PROBLEM DETAILS
Narrow the data below down to the lines containing "州的先生zmister".

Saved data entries
— start —

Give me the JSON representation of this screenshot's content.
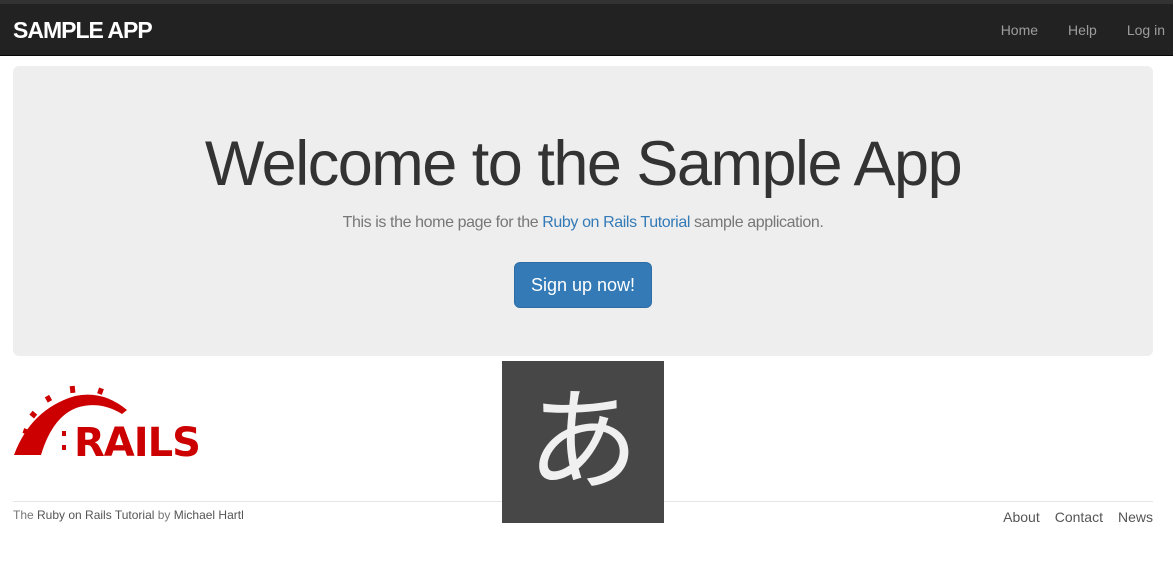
{
  "navbar": {
    "brand": "SAMPLE APP",
    "links": [
      "Home",
      "Help",
      "Log in"
    ]
  },
  "jumbotron": {
    "title": "Welcome to the Sample App",
    "subtitle_before": "This is the home page for the ",
    "subtitle_link": "Ruby on Rails Tutorial",
    "subtitle_after": " sample application.",
    "button_label": "Sign up now!"
  },
  "logo": {
    "text": "RAILS",
    "color": "#cc0000",
    "icon": "rails-logo"
  },
  "ime_indicator": {
    "glyph": "あ"
  },
  "footer": {
    "prefix": "The ",
    "tutorial_link": "Ruby on Rails Tutorial",
    "by": " by ",
    "author_link": "Michael Hartl",
    "links": [
      "About",
      "Contact",
      "News"
    ]
  },
  "colors": {
    "navbar_bg": "#222222",
    "jumbotron_bg": "#eeeeee",
    "primary": "#337ab7",
    "link": "#337ab7"
  }
}
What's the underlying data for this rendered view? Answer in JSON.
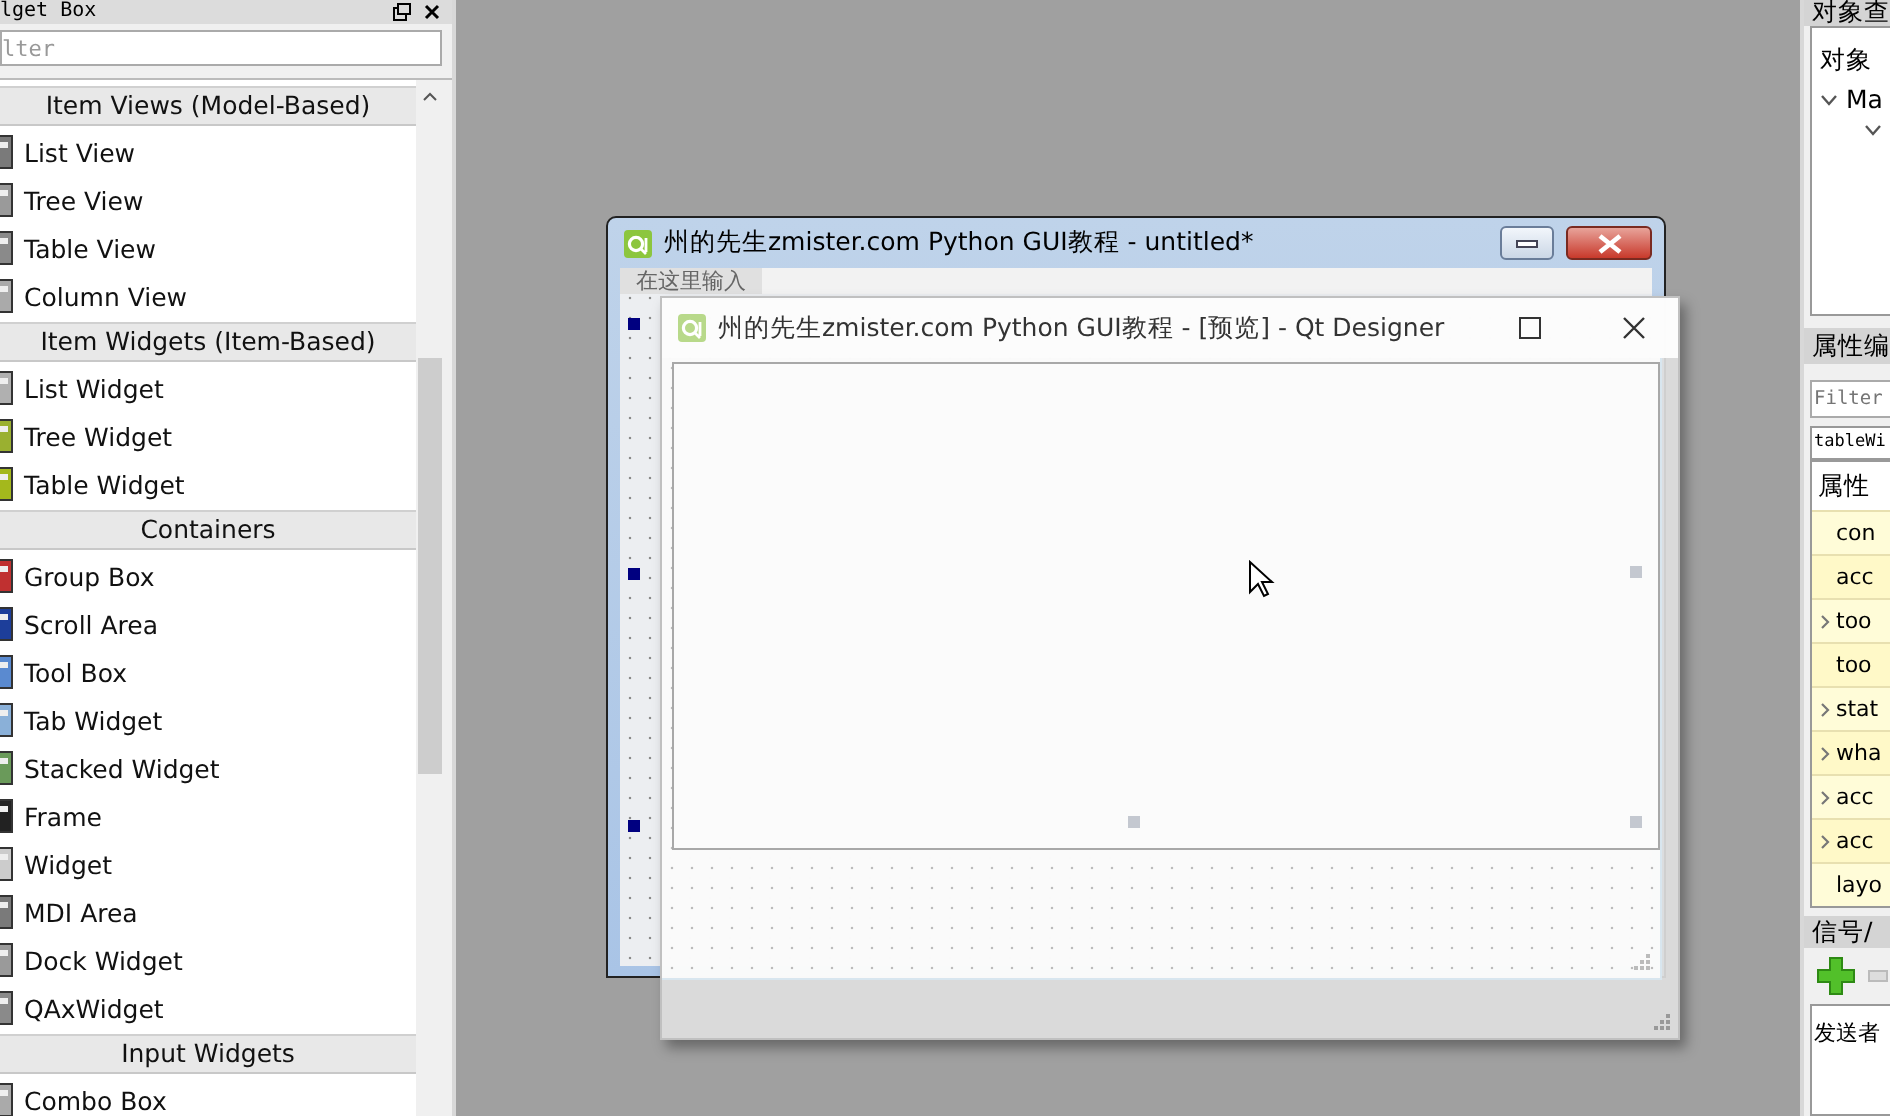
{
  "widget_box": {
    "title": "lget Box",
    "filter": {
      "placeholder": "lter"
    },
    "groups": [
      {
        "name": "Item Views (Model-Based)",
        "items": [
          "List View",
          "Tree View",
          "Table View",
          "Column View"
        ]
      },
      {
        "name": "Item Widgets (Item-Based)",
        "items": [
          "List Widget",
          "Tree Widget",
          "Table Widget"
        ]
      },
      {
        "name": "Containers",
        "items": [
          "Group Box",
          "Scroll Area",
          "Tool Box",
          "Tab Widget",
          "Stacked Widget",
          "Frame",
          "Widget",
          "MDI Area",
          "Dock Widget",
          "QAxWidget"
        ]
      },
      {
        "name": "Input Widgets",
        "items": [
          "Combo Box"
        ]
      }
    ]
  },
  "form_window": {
    "title": "州的先生zmister.com Python GUI教程 - untitled*",
    "menu_placeholder": "在这里输入"
  },
  "preview_window": {
    "title": "州的先生zmister.com Python GUI教程 - [预览] - Qt Designer"
  },
  "object_inspector": {
    "title": "对象查",
    "column": "对象",
    "tree": [
      {
        "label": "Ma",
        "expanded": true
      }
    ]
  },
  "property_editor": {
    "title": "属性编",
    "filter": {
      "placeholder": "Filter"
    },
    "object_name": "tableWi",
    "header": "属性",
    "rows": [
      {
        "name": "con",
        "expandable": false
      },
      {
        "name": "acc",
        "expandable": false
      },
      {
        "name": "too",
        "expandable": true
      },
      {
        "name": "too",
        "expandable": false
      },
      {
        "name": "stat",
        "expandable": true
      },
      {
        "name": "wha",
        "expandable": true
      },
      {
        "name": "acc",
        "expandable": true
      },
      {
        "name": "acc",
        "expandable": true
      },
      {
        "name": "layo",
        "expandable": false
      }
    ]
  },
  "signal_slot": {
    "title": "信号/",
    "header": "发送者"
  }
}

— end —

RESULT
    "title": "州的先生zmister.com Python GUI教程 - untitled*",
    "title": "州的先生zmister.com Python GUI教程 - [预览] - Qt Designer"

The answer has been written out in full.